[start of DATASET CONTENT]

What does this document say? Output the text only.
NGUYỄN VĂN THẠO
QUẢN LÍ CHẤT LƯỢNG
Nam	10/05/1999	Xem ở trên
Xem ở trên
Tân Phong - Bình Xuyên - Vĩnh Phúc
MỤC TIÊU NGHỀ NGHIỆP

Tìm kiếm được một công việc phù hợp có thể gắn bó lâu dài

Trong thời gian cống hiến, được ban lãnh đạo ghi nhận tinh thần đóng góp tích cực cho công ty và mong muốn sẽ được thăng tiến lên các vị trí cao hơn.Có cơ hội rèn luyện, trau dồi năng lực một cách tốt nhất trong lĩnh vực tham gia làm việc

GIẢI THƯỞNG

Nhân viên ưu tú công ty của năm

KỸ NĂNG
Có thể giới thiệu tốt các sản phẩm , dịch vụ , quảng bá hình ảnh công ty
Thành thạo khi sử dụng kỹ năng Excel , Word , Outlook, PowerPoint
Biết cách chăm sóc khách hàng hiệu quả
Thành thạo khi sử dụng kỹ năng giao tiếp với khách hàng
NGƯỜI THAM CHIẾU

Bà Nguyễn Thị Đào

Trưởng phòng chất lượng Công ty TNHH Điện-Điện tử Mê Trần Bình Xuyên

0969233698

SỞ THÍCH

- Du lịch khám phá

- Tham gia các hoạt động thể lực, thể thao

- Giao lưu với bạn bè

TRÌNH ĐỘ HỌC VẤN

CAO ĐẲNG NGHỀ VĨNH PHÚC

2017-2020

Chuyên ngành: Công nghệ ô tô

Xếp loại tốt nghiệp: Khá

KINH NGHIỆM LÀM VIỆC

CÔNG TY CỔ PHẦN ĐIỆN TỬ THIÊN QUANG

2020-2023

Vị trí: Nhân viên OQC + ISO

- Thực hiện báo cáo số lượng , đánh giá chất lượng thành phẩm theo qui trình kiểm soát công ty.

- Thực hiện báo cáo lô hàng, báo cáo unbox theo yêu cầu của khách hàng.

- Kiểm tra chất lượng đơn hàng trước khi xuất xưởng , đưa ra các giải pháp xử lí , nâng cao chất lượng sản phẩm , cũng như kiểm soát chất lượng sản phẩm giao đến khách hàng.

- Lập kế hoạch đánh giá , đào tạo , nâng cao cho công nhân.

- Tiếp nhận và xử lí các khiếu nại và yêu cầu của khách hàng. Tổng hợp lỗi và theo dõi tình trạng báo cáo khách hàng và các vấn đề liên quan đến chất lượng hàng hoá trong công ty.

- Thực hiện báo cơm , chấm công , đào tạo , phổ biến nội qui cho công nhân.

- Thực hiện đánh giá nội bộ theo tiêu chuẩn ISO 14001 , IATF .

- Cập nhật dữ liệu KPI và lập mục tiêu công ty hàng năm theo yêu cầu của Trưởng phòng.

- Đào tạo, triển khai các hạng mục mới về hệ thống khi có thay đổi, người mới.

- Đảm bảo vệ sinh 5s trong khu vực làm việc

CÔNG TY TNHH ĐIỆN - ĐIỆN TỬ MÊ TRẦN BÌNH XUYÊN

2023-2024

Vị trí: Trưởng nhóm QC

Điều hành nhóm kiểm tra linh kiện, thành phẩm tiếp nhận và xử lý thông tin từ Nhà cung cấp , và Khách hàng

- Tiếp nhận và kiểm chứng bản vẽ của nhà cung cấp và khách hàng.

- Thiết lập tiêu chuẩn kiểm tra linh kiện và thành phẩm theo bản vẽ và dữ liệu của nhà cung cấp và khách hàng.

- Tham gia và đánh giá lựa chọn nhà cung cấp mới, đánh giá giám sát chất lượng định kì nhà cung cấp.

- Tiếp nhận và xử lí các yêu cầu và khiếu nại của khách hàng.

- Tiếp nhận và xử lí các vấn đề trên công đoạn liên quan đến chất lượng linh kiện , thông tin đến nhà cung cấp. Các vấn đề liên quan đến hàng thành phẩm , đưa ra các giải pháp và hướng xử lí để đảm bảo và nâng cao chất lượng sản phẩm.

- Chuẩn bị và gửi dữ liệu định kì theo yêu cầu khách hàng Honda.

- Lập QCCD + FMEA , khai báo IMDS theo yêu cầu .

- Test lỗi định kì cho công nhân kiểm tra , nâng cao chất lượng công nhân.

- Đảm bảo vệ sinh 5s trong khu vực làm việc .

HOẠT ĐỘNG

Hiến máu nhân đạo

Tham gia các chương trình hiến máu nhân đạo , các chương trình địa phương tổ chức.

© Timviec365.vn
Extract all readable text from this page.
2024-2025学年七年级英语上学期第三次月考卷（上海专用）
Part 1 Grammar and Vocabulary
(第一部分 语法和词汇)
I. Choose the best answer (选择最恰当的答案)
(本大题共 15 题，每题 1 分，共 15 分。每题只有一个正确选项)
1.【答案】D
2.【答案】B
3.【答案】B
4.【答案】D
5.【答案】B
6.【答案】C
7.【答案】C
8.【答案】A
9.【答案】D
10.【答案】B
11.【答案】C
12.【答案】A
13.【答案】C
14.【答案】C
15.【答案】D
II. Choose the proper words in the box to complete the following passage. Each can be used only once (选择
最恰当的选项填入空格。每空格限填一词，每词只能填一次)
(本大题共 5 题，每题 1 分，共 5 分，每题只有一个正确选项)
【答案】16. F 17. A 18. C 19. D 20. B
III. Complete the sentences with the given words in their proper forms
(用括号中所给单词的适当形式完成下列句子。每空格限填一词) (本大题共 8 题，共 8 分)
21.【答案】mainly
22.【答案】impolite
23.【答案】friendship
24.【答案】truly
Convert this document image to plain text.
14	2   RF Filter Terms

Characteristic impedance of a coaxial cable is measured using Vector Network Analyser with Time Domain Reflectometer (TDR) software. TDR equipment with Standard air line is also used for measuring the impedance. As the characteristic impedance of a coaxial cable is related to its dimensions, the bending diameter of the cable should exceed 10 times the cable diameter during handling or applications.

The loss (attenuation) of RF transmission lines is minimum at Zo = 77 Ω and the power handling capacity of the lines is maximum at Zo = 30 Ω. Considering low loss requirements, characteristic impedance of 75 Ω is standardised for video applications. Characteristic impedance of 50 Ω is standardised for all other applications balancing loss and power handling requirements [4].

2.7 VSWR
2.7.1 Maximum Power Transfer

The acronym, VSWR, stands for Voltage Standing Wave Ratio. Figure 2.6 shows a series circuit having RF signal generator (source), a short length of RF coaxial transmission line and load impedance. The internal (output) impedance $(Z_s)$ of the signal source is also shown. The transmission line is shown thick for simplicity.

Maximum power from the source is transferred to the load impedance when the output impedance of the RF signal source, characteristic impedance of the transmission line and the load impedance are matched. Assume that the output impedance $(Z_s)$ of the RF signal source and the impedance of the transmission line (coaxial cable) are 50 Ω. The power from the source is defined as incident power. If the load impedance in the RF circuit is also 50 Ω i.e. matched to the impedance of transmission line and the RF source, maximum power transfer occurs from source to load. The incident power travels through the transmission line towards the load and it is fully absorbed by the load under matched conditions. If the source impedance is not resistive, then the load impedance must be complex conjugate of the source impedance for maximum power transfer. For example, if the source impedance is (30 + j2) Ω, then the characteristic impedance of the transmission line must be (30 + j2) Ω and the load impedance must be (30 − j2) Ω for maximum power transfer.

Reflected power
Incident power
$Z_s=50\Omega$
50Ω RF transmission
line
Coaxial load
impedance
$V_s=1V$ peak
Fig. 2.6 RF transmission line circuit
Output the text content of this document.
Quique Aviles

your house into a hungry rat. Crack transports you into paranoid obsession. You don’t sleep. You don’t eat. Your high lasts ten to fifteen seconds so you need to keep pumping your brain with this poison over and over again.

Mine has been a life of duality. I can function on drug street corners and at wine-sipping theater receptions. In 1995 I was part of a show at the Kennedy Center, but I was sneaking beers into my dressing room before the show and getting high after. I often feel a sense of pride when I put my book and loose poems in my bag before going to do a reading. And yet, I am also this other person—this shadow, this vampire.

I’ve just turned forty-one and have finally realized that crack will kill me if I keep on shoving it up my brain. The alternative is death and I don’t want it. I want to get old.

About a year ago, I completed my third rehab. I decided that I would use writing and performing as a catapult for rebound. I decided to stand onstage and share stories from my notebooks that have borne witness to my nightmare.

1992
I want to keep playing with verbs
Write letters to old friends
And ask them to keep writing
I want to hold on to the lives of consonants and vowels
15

[end of DATASET CONTENT]

_REQUIRED TASK_
Gather all lines from the listing above in which "cách" occurs.

_RESULT FOR THIS EXERCISE_
Trong thời gian cống hiến, được ban lãnh đạo ghi nhận tinh thần đóng góp tích cực cho công ty và mong muốn sẽ được thăng tiến lên các vị trí cao hơn.Có cơ hội rèn luyện, trau dồi năng lực một cách tốt nhất trong lĩnh vực tham gia làm việc
Biết cách chăm sóc khách hàng hiệu quả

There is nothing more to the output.